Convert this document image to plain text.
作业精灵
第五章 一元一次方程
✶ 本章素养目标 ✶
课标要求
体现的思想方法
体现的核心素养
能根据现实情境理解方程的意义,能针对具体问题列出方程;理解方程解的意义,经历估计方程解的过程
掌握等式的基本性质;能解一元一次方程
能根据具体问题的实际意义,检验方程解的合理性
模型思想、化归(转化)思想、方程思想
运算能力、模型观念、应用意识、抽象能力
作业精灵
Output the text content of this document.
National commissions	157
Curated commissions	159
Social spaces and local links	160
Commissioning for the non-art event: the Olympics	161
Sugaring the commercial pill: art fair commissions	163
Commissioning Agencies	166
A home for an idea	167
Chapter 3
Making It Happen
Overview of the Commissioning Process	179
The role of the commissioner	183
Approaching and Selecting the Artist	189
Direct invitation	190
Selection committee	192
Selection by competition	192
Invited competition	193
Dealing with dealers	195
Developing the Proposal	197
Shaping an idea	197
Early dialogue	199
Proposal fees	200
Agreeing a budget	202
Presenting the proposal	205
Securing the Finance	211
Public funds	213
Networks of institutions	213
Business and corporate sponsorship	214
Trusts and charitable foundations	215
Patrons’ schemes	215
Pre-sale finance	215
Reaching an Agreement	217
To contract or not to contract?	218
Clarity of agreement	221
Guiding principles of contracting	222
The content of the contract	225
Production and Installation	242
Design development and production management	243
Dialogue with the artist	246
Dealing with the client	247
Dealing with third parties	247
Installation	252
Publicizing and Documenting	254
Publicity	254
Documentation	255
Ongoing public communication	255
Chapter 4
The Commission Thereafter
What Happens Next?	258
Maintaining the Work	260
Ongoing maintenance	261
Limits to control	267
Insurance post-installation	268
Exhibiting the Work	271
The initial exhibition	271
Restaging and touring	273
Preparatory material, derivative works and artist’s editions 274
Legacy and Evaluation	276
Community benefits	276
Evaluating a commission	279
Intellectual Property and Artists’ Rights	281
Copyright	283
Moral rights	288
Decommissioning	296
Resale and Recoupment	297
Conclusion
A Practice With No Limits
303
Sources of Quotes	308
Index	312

DIRECTIONS FOR THIS TASK:
Pick out the lines containing the string "competition".

RESPONSE TO THIS TASK:
Selection by competition	192
Invited competition	193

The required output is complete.